_What to produce_. Gather from the listing below each line that includes the word "Sanitary", and copy it.

(Dataset entries)
--

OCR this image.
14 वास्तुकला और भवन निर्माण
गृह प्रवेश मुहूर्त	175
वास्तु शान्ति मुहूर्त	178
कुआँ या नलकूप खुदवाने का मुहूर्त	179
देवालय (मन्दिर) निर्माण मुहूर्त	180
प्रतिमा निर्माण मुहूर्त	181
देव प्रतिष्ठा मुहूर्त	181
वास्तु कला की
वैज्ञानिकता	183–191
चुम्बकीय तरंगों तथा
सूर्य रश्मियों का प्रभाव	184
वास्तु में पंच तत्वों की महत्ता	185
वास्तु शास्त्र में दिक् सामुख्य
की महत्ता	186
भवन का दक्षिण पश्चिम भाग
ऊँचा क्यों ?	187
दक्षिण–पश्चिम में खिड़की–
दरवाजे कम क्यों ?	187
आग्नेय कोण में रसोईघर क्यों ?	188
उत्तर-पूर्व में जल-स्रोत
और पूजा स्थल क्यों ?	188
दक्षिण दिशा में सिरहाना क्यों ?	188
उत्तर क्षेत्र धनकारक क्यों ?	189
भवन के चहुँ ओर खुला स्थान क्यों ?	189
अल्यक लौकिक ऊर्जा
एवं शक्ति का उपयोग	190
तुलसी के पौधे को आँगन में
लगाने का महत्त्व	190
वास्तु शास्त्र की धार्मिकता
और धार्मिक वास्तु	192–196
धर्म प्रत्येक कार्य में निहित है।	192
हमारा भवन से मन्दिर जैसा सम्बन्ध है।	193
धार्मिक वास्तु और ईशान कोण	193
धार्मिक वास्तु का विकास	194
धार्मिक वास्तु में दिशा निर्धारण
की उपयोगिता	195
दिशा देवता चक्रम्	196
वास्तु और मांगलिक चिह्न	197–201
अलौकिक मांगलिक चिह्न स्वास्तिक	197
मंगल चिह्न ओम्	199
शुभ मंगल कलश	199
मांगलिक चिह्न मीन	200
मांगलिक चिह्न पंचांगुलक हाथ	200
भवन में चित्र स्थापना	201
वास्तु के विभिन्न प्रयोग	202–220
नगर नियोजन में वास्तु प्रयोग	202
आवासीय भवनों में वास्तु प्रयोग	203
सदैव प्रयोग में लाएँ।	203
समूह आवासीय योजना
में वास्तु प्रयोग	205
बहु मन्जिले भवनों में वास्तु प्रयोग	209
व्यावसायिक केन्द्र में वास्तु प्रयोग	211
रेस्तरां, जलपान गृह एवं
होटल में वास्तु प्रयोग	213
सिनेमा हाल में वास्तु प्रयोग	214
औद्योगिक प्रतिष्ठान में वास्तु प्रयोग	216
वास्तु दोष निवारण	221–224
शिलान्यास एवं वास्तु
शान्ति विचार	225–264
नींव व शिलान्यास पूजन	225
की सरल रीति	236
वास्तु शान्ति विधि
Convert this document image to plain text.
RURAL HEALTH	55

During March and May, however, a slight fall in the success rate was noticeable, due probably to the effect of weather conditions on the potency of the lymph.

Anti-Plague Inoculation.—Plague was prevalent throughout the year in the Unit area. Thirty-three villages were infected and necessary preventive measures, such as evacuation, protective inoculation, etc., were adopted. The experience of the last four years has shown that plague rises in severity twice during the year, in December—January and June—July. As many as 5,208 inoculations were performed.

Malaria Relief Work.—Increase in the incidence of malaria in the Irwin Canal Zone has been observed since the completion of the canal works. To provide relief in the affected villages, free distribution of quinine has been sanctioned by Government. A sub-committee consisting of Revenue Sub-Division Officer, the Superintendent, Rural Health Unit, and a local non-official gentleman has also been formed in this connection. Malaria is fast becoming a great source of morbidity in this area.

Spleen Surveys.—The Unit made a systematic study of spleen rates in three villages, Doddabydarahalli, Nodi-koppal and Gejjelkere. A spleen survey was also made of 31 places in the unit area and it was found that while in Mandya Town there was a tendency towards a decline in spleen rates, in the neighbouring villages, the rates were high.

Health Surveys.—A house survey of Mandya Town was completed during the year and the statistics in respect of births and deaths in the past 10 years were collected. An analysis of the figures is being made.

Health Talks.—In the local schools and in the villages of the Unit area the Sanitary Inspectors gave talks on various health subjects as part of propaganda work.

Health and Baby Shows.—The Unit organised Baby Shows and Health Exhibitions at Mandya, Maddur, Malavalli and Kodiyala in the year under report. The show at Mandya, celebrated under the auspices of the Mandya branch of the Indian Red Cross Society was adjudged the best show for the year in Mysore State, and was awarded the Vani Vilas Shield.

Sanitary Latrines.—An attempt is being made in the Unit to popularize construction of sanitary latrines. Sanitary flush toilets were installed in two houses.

--

_Exercise solution_.
Health Talks.—In the local schools and in the villages of the Unit area the Sanitary Inspectors gave talks on various health subjects as part of propaganda work.
Sanitary Latrines.—An attempt is being made in the Unit to popularize construction of sanitary latrines. Sanitary flush toilets were installed in two houses.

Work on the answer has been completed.